---------- RECORDS TO USE
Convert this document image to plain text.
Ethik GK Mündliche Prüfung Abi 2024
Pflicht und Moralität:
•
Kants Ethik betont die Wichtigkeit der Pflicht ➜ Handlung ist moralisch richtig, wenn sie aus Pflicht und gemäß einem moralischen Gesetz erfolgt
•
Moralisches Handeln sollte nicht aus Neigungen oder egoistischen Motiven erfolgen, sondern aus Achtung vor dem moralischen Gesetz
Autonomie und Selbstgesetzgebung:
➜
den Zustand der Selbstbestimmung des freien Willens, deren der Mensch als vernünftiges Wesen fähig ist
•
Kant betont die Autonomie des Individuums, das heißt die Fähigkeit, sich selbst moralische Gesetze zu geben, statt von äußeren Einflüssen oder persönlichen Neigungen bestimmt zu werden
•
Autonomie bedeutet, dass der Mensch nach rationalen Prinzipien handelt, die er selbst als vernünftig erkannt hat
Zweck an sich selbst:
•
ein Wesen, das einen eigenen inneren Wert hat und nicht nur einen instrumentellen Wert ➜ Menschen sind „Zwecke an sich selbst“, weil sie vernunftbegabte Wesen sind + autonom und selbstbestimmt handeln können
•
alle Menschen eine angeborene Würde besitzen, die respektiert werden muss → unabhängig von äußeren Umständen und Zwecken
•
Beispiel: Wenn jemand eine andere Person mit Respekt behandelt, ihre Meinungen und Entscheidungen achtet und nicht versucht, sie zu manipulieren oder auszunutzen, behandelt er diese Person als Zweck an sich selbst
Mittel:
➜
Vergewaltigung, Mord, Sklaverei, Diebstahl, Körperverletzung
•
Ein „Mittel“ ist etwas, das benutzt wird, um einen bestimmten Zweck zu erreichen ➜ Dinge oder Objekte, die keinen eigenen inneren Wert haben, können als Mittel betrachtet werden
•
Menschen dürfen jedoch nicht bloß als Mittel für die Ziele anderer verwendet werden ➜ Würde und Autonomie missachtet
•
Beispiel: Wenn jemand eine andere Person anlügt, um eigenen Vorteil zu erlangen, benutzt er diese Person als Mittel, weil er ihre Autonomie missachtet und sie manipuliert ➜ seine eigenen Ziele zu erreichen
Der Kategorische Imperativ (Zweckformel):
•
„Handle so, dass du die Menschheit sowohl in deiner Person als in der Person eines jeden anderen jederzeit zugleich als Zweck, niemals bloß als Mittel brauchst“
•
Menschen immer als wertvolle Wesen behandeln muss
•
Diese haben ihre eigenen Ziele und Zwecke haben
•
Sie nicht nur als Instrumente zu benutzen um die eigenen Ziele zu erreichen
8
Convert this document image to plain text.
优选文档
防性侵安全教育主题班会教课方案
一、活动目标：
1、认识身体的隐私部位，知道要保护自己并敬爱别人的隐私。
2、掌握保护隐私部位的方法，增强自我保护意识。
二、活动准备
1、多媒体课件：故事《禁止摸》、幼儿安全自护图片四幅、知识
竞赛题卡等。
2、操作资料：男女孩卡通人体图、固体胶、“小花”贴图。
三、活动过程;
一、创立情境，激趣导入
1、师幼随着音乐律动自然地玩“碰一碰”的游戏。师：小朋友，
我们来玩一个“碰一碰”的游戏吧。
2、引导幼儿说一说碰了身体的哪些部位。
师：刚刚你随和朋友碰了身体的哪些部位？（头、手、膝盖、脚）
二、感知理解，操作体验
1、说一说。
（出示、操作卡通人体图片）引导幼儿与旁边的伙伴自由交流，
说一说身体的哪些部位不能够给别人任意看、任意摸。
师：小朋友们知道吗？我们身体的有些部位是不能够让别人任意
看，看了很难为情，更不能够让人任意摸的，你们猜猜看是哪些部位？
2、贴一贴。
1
--------------------
* [EXERCISE GOAL]: Write out every record shown above, word for word.

* [OUTPUT OF THE TASK]:
Convert this document image to plain text.
Ethik GK Mündliche Prüfung Abi 2024
Pflicht und Moralität:
•
Kants Ethik betont die Wichtigkeit der Pflicht ➜ Handlung ist moralisch richtig, wenn sie aus Pflicht und gemäß einem moralischen Gesetz erfolgt
•
Moralisches Handeln sollte nicht aus Neigungen oder egoistischen Motiven erfolgen, sondern aus Achtung vor dem moralischen Gesetz
Autonomie und Selbstgesetzgebung:
➜
den Zustand der Selbstbestimmung des freien Willens, deren der Mensch als vernünftiges Wesen fähig ist
•
Kant betont die Autonomie des Individuums, das heißt die Fähigkeit, sich selbst moralische Gesetze zu geben, statt von äußeren Einflüssen oder persönlichen Neigungen bestimmt zu werden
•
Autonomie bedeutet, dass der Mensch nach rationalen Prinzipien handelt, die er selbst als vernünftig erkannt hat
Zweck an sich selbst:
•
ein Wesen, das einen eigenen inneren Wert hat und nicht nur einen instrumentellen Wert ➜ Menschen sind „Zwecke an sich selbst“, weil sie vernunftbegabte Wesen sind + autonom und selbstbestimmt handeln können
•
alle Menschen eine angeborene Würde besitzen, die respektiert werden muss → unabhängig von äußeren Umständen und Zwecken
•
Beispiel: Wenn jemand eine andere Person mit Respekt behandelt, ihre Meinungen und Entscheidungen achtet und nicht versucht, sie zu manipulieren oder auszunutzen, behandelt er diese Person als Zweck an sich selbst
Mittel:
➜
Vergewaltigung, Mord, Sklaverei, Diebstahl, Körperverletzung
•
Ein „Mittel“ ist etwas, das benutzt wird, um einen bestimmten Zweck zu erreichen ➜ Dinge oder Objekte, die keinen eigenen inneren Wert haben, können als Mittel betrachtet werden
•
Menschen dürfen jedoch nicht bloß als Mittel für die Ziele anderer verwendet werden ➜ Würde und Autonomie missachtet
•
Beispiel: Wenn jemand eine andere Person anlügt, um eigenen Vorteil zu erlangen, benutzt er diese Person als Mittel, weil er ihre Autonomie missachtet und sie manipuliert ➜ seine eigenen Ziele zu erreichen
Der Kategorische Imperativ (Zweckformel):
•
„Handle so, dass du die Menschheit sowohl in deiner Person als in der Person eines jeden anderen jederzeit zugleich als Zweck, niemals bloß als Mittel brauchst“
•
Menschen immer als wertvolle Wesen behandeln muss
•
Diese haben ihre eigenen Ziele und Zwecke haben
•
Sie nicht nur als Instrumente zu benutzen um die eigenen Ziele zu erreichen
8
Convert this document image to plain text.
优选文档
防性侵安全教育主题班会教课方案
一、活动目标：
1、认识身体的隐私部位，知道要保护自己并敬爱别人的隐私。
2、掌握保护隐私部位的方法，增强自我保护意识。
二、活动准备
1、多媒体课件：故事《禁止摸》、幼儿安全自护图片四幅、知识
竞赛题卡等。
2、操作资料：男女孩卡通人体图、固体胶、“小花”贴图。
三、活动过程;
一、创立情境，激趣导入
1、师幼随着音乐律动自然地玩“碰一碰”的游戏。师：小朋友，
我们来玩一个“碰一碰”的游戏吧。
2、引导幼儿说一说碰了身体的哪些部位。
师：刚刚你随和朋友碰了身体的哪些部位？（头、手、膝盖、脚）
二、感知理解，操作体验
1、说一说。
（出示、操作卡通人体图片）引导幼儿与旁边的伙伴自由交流，
说一说身体的哪些部位不能够给别人任意看、任意摸。
师：小朋友们知道吗？我们身体的有些部位是不能够让别人任意
看，看了很难为情，更不能够让人任意摸的，你们猜猜看是哪些部位？
2、贴一贴。
1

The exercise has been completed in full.